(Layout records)
============
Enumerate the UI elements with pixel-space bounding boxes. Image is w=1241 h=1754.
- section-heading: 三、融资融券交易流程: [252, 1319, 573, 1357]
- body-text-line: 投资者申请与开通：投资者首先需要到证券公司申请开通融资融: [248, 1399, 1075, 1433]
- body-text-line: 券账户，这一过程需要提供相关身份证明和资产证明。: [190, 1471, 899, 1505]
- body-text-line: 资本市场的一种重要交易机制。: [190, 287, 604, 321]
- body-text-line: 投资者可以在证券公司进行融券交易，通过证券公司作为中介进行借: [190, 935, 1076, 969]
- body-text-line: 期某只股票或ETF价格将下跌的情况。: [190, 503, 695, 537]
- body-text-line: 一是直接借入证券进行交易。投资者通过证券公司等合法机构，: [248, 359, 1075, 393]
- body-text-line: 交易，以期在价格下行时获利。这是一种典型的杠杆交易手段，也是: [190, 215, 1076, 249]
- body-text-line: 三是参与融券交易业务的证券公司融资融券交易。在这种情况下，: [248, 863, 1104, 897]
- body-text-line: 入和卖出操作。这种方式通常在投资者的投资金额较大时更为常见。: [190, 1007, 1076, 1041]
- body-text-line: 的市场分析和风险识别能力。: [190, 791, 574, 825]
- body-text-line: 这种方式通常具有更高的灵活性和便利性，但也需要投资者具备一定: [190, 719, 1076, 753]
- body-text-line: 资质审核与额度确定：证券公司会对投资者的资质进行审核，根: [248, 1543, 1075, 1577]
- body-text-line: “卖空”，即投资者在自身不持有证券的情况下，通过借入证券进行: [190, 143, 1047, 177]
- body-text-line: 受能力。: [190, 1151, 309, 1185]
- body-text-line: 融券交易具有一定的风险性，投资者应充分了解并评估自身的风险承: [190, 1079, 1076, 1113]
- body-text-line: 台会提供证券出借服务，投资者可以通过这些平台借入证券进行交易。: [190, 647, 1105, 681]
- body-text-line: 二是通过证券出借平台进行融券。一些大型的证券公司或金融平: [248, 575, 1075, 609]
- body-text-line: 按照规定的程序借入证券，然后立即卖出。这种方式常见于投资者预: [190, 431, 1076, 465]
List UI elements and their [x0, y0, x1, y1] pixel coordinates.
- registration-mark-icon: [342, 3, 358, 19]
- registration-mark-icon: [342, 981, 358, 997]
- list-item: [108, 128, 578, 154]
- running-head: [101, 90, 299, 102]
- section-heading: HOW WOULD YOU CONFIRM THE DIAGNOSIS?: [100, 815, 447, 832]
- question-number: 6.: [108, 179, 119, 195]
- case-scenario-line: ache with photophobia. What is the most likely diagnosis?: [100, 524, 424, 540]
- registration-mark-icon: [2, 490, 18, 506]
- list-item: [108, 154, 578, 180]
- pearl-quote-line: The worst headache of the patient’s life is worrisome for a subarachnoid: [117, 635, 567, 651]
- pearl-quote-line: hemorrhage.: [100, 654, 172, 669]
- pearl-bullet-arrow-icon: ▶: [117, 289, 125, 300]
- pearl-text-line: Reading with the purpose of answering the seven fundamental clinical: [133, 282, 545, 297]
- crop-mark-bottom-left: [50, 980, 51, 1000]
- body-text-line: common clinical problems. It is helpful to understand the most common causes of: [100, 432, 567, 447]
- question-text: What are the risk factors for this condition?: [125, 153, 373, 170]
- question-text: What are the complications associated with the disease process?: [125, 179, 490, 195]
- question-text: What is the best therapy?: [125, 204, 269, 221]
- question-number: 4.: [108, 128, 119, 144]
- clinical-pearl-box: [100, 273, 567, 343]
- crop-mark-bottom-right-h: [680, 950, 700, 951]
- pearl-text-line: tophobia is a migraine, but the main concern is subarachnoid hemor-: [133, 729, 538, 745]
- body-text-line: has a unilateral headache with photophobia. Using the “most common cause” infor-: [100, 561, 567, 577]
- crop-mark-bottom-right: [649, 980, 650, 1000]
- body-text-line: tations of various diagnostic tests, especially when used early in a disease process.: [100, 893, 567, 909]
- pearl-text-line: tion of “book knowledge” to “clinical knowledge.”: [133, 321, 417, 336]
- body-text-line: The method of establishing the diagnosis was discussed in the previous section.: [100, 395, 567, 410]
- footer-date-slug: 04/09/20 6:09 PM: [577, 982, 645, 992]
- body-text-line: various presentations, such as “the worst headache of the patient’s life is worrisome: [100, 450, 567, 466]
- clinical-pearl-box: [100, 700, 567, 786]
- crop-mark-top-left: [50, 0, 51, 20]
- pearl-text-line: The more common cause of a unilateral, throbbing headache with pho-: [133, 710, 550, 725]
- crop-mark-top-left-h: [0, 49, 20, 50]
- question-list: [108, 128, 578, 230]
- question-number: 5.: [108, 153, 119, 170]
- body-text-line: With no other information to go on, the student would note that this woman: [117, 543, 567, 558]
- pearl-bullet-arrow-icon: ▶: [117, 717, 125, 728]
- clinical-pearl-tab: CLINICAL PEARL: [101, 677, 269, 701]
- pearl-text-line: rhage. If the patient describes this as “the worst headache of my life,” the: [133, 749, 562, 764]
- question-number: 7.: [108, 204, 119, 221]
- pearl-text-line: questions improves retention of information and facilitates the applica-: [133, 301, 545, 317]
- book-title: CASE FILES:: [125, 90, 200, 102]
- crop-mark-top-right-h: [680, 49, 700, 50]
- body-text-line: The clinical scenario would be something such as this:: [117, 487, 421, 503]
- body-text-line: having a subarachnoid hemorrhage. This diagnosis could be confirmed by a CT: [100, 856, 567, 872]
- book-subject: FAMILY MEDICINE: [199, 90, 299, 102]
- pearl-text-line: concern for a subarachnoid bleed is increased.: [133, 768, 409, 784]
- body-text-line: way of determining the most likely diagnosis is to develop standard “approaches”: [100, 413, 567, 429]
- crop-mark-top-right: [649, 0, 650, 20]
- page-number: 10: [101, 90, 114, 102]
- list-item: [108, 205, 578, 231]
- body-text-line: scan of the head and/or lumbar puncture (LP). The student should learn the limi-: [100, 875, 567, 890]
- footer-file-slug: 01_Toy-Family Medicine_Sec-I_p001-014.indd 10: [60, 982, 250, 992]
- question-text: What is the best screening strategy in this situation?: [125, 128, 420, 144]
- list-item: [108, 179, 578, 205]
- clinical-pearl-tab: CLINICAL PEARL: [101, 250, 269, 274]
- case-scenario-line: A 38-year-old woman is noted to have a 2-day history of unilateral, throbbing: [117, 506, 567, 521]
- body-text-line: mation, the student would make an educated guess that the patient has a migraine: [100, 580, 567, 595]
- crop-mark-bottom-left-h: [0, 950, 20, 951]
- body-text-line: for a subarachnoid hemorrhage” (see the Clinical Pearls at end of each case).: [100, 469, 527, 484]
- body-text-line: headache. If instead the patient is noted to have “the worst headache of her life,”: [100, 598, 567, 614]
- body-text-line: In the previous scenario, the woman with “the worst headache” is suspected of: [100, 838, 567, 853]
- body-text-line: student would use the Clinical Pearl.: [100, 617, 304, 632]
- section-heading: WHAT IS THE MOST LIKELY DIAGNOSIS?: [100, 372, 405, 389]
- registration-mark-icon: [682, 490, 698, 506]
============
GOAL:
Switch each "body-text-line" in the records to "text-line" and reproduce the lines with everything else left as it is.

THE OUTPUT:
Enumerate the UI elements with pixel-space bounding boxes. Image is w=1241 h=1754.
- section-heading: 三、融资融券交易流程: [252, 1319, 573, 1357]
- text-line: 投资者申请与开通：投资者首先需要到证券公司申请开通融资融: [248, 1399, 1075, 1433]
- text-line: 券账户，这一过程需要提供相关身份证明和资产证明。: [190, 1471, 899, 1505]
- text-line: 资本市场的一种重要交易机制。: [190, 287, 604, 321]
- text-line: 投资者可以在证券公司进行融券交易，通过证券公司作为中介进行借: [190, 935, 1076, 969]
- text-line: 期某只股票或ETF价格将下跌的情况。: [190, 503, 695, 537]
- text-line: 一是直接借入证券进行交易。投资者通过证券公司等合法机构，: [248, 359, 1075, 393]
- text-line: 交易，以期在价格下行时获利。这是一种典型的杠杆交易手段，也是: [190, 215, 1076, 249]
- text-line: 三是参与融券交易业务的证券公司融资融券交易。在这种情况下，: [248, 863, 1104, 897]
- text-line: 入和卖出操作。这种方式通常在投资者的投资金额较大时更为常见。: [190, 1007, 1076, 1041]
- text-line: 的市场分析和风险识别能力。: [190, 791, 574, 825]
- text-line: 这种方式通常具有更高的灵活性和便利性，但也需要投资者具备一定: [190, 719, 1076, 753]
- text-line: 资质审核与额度确定：证券公司会对投资者的资质进行审核，根: [248, 1543, 1075, 1577]
- text-line: “卖空”，即投资者在自身不持有证券的情况下，通过借入证券进行: [190, 143, 1047, 177]
- text-line: 受能力。: [190, 1151, 309, 1185]
- text-line: 融券交易具有一定的风险性，投资者应充分了解并评估自身的风险承: [190, 1079, 1076, 1113]
- text-line: 台会提供证券出借服务，投资者可以通过这些平台借入证券进行交易。: [190, 647, 1105, 681]
- text-line: 二是通过证券出借平台进行融券。一些大型的证券公司或金融平: [248, 575, 1075, 609]
- text-line: 按照规定的程序借入证券，然后立即卖出。这种方式常见于投资者预: [190, 431, 1076, 465]
List UI elements and their [x0, y0, x1, y1] pixel coordinates.
- registration-mark-icon: [342, 3, 358, 19]
- registration-mark-icon: [342, 981, 358, 997]
- list-item: [108, 128, 578, 154]
- running-head: [101, 90, 299, 102]
- section-heading: HOW WOULD YOU CONFIRM THE DIAGNOSIS?: [100, 815, 447, 832]
- question-number: 6.: [108, 179, 119, 195]
- case-scenario-line: ache with photophobia. What is the most likely diagnosis?: [100, 524, 424, 540]
- registration-mark-icon: [2, 490, 18, 506]
- list-item: [108, 154, 578, 180]
- pearl-quote-line: The worst headache of the patient’s life is worrisome for a subarachnoid: [117, 635, 567, 651]
- pearl-quote-line: hemorrhage.: [100, 654, 172, 669]
- pearl-bullet-arrow-icon: ▶: [117, 289, 125, 300]
- pearl-text-line: Reading with the purpose of answering the seven fundamental clinical: [133, 282, 545, 297]
- crop-mark-bottom-left: [50, 980, 51, 1000]
- text-line: common clinical problems. It is helpful to understand the most common causes of: [100, 432, 567, 447]
- question-text: What are the risk factors for this condition?: [125, 153, 373, 170]
- question-text: What are the complications associated with the disease process?: [125, 179, 490, 195]
- question-text: What is the best therapy?: [125, 204, 269, 221]
- question-number: 4.: [108, 128, 119, 144]
- clinical-pearl-box: [100, 273, 567, 343]
- crop-mark-bottom-right-h: [680, 950, 700, 951]
- pearl-text-line: tophobia is a migraine, but the main concern is subarachnoid hemor-: [133, 729, 538, 745]
- text-line: has a unilateral headache with photophobia. Using the “most common cause” infor-: [100, 561, 567, 577]
- crop-mark-bottom-right: [649, 980, 650, 1000]
- text-line: tations of various diagnostic tests, especially when used early in a disease process.: [100, 893, 567, 909]
- pearl-text-line: tion of “book knowledge” to “clinical knowledge.”: [133, 321, 417, 336]
- text-line: The method of establishing the diagnosis was discussed in the previous section.: [100, 395, 567, 410]
- footer-date-slug: 04/09/20 6:09 PM: [577, 982, 645, 992]
- text-line: various presentations, such as “the worst headache of the patient’s life is worrisome: [100, 450, 567, 466]
- clinical-pearl-box: [100, 700, 567, 786]
- crop-mark-top-left: [50, 0, 51, 20]
- pearl-text-line: The more common cause of a unilateral, throbbing headache with pho-: [133, 710, 550, 725]
- crop-mark-top-left-h: [0, 49, 20, 50]
- question-list: [108, 128, 578, 230]
- question-number: 5.: [108, 153, 119, 170]
- text-line: With no other information to go on, the student would note that this woman: [117, 543, 567, 558]
- pearl-bullet-arrow-icon: ▶: [117, 717, 125, 728]
- clinical-pearl-tab: CLINICAL PEARL: [101, 677, 269, 701]
- pearl-text-line: rhage. If the patient describes this as “the worst headache of my life,” the: [133, 749, 562, 764]
- question-number: 7.: [108, 204, 119, 221]
- pearl-text-line: questions improves retention of information and facilitates the applica-: [133, 301, 545, 317]
- book-title: CASE FILES:: [125, 90, 200, 102]
- crop-mark-top-right-h: [680, 49, 700, 50]
- text-line: The clinical scenario would be something such as this:: [117, 487, 421, 503]
- text-line: having a subarachnoid hemorrhage. This diagnosis could be confirmed by a CT: [100, 856, 567, 872]
- book-subject: FAMILY MEDICINE: [199, 90, 299, 102]
- pearl-text-line: concern for a subarachnoid bleed is increased.: [133, 768, 409, 784]
- text-line: way of determining the most likely diagnosis is to develop standard “approaches”: [100, 413, 567, 429]
- crop-mark-top-right: [649, 0, 650, 20]
- page-number: 10: [101, 90, 114, 102]
- list-item: [108, 205, 578, 231]
- text-line: scan of the head and/or lumbar puncture (LP). The student should learn the limi-: [100, 875, 567, 890]
- footer-file-slug: 01_Toy-Family Medicine_Sec-I_p001-014.indd 10: [60, 982, 250, 992]
- question-text: What is the best screening strategy in this situation?: [125, 128, 420, 144]
- list-item: [108, 179, 578, 205]
- clinical-pearl-tab: CLINICAL PEARL: [101, 250, 269, 274]
- case-scenario-line: A 38-year-old woman is noted to have a 2-day history of unilateral, throbbing: [117, 506, 567, 521]
- text-line: mation, the student would make an educated guess that the patient has a migraine: [100, 580, 567, 595]
- crop-mark-bottom-left-h: [0, 950, 20, 951]
- text-line: for a subarachnoid hemorrhage” (see the Clinical Pearls at end of each case).: [100, 469, 527, 484]
- text-line: headache. If instead the patient is noted to have “the worst headache of her life,”: [100, 598, 567, 614]
- text-line: In the previous scenario, the woman with “the worst headache” is suspected of: [100, 838, 567, 853]
- text-line: student would use the Clinical Pearl.: [100, 617, 304, 632]
- section-heading: WHAT IS THE MOST LIKELY DIAGNOSIS?: [100, 372, 405, 389]
- registration-mark-icon: [682, 490, 698, 506]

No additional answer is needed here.